■ **SET TASK**
Using the material below, work out how many lines contain the word "triangle". Reply with the number and nothing more.

■ **DATASET RECORDS**
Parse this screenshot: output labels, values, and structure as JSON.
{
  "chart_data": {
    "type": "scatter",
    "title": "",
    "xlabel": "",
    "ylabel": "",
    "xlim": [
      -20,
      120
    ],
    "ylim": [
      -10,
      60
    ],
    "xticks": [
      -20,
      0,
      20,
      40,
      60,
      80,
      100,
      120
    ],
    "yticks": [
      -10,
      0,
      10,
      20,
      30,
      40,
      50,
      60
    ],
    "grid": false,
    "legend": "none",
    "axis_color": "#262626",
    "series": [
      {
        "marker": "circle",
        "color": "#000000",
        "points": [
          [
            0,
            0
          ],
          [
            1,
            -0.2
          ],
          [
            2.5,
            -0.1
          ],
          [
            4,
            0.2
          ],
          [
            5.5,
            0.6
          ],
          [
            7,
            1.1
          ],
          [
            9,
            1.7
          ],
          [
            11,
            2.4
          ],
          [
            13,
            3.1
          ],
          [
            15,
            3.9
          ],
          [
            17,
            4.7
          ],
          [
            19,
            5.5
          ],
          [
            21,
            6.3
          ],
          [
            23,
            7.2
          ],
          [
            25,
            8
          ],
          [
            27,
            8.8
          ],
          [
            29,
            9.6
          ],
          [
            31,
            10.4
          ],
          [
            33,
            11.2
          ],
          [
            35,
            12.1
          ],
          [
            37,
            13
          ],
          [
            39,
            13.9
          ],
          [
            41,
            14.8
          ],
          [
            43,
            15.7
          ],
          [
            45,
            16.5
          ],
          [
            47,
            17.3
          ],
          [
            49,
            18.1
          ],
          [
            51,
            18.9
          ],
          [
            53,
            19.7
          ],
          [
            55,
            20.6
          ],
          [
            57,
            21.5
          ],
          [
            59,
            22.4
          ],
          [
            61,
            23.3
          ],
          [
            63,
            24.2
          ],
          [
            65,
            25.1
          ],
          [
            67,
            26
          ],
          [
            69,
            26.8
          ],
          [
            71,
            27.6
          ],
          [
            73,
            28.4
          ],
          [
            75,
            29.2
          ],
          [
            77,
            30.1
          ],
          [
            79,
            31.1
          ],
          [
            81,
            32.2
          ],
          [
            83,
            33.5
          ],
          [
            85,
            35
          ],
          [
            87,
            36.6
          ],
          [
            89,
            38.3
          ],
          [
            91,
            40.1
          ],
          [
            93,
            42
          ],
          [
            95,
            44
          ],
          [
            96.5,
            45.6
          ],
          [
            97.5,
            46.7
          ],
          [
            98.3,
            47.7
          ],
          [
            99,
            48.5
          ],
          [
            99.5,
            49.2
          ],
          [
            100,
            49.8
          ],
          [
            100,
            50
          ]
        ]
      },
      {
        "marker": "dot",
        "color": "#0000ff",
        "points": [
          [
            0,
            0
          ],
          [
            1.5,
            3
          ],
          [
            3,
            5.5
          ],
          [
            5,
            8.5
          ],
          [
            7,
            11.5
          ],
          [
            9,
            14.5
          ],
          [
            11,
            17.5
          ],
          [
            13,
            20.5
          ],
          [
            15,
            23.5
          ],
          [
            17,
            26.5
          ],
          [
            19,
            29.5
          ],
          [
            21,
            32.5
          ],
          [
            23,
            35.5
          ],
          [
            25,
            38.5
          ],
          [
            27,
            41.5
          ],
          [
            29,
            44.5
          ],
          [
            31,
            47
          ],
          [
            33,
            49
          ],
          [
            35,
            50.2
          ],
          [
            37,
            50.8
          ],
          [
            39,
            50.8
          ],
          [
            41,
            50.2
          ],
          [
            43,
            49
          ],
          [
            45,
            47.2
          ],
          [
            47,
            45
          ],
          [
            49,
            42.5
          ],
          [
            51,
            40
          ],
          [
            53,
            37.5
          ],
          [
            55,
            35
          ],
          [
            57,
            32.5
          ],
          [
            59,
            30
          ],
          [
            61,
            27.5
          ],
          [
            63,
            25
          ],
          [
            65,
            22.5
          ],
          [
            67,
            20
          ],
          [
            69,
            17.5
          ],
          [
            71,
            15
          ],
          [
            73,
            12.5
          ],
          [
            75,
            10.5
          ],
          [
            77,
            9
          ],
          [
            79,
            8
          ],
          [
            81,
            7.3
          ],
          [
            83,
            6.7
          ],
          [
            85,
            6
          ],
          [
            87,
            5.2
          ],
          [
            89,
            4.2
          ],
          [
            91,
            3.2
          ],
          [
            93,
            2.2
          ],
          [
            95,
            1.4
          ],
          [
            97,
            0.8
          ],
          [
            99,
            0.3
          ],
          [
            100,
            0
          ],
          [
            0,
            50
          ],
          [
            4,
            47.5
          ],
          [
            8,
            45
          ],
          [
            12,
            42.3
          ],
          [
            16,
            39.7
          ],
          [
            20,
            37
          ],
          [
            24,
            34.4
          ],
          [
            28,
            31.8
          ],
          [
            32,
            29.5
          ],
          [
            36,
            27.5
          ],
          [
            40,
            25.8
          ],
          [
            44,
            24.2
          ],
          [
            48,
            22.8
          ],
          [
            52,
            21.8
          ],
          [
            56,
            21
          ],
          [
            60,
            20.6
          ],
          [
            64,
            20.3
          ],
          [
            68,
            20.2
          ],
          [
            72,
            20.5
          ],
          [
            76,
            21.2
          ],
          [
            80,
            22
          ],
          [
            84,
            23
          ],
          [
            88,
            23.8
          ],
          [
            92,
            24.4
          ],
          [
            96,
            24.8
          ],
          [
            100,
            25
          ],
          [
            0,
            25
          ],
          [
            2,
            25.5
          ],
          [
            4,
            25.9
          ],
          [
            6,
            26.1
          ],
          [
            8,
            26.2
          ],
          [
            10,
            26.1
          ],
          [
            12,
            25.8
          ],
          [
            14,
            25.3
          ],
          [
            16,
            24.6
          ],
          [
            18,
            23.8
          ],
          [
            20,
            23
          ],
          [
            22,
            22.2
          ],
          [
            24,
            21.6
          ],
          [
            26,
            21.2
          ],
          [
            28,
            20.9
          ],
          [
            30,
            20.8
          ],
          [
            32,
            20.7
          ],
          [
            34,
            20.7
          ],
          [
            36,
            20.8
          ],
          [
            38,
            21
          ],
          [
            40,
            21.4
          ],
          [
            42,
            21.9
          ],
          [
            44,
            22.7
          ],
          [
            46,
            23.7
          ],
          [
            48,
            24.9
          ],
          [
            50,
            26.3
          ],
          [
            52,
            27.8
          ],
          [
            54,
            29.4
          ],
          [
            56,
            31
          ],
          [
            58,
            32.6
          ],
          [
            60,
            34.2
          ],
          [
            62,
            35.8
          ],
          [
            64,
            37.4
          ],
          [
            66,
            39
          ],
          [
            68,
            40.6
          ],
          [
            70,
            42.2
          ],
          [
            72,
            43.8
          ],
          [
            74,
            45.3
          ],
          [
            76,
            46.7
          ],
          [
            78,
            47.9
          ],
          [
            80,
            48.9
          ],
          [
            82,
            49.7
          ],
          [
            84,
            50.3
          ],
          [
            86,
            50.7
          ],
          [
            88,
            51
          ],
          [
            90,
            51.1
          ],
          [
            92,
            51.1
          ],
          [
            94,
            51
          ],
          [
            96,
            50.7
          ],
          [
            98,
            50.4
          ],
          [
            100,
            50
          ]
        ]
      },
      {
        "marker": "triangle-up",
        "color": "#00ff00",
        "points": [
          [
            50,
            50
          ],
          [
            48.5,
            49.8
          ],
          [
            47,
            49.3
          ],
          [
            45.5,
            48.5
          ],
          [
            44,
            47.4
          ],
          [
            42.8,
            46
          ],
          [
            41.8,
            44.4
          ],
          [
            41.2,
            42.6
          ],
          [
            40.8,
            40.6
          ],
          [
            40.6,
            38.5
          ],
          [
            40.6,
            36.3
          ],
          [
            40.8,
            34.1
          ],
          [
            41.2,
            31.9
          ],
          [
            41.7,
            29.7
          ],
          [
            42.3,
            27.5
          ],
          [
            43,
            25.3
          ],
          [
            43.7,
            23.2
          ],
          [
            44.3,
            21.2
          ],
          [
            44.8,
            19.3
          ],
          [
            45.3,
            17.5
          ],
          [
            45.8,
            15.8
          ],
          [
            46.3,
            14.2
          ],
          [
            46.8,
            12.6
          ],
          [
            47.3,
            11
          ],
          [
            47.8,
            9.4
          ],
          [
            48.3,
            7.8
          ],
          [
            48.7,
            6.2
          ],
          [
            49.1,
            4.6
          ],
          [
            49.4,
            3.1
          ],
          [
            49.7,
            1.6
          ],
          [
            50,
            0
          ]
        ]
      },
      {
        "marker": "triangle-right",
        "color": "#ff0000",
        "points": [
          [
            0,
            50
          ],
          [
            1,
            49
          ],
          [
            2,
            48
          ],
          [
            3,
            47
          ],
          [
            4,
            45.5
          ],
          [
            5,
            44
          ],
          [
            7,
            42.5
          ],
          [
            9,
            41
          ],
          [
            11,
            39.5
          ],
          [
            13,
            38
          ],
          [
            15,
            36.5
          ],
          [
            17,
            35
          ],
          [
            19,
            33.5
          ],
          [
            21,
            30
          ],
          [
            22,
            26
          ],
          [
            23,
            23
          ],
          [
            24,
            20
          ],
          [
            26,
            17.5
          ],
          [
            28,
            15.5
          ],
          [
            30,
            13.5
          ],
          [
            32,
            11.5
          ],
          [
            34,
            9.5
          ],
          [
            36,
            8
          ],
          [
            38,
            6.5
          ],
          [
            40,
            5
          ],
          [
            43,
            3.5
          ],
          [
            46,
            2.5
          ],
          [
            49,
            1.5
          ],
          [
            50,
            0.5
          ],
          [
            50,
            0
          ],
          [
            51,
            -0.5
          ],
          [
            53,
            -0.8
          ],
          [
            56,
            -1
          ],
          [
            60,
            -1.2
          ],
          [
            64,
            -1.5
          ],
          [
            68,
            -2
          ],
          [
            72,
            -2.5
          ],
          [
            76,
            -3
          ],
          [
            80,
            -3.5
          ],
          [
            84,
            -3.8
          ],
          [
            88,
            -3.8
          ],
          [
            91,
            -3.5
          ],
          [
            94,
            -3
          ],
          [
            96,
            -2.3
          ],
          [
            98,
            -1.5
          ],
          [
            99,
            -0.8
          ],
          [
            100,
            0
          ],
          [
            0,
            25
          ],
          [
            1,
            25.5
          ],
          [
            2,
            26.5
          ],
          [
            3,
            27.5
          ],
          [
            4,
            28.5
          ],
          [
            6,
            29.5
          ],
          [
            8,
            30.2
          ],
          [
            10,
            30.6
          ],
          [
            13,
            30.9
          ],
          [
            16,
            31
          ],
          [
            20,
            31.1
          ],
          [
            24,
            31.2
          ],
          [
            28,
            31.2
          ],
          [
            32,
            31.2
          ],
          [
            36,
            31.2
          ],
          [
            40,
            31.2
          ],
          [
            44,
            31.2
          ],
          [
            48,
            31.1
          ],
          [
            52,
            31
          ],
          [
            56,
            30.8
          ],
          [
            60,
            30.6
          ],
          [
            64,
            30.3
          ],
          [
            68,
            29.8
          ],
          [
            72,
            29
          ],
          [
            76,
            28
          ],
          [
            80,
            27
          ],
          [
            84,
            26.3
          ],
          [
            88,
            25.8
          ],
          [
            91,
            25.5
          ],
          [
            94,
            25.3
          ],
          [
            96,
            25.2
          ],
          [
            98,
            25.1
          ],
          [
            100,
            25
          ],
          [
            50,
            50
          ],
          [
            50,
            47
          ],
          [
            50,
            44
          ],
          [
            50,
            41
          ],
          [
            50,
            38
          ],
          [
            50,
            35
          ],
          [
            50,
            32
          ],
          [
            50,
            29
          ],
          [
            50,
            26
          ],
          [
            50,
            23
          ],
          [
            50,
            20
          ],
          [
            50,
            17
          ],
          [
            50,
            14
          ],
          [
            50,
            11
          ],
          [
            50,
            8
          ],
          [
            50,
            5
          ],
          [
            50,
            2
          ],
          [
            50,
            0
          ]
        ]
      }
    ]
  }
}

■ **WRITTEN ANSWER**
2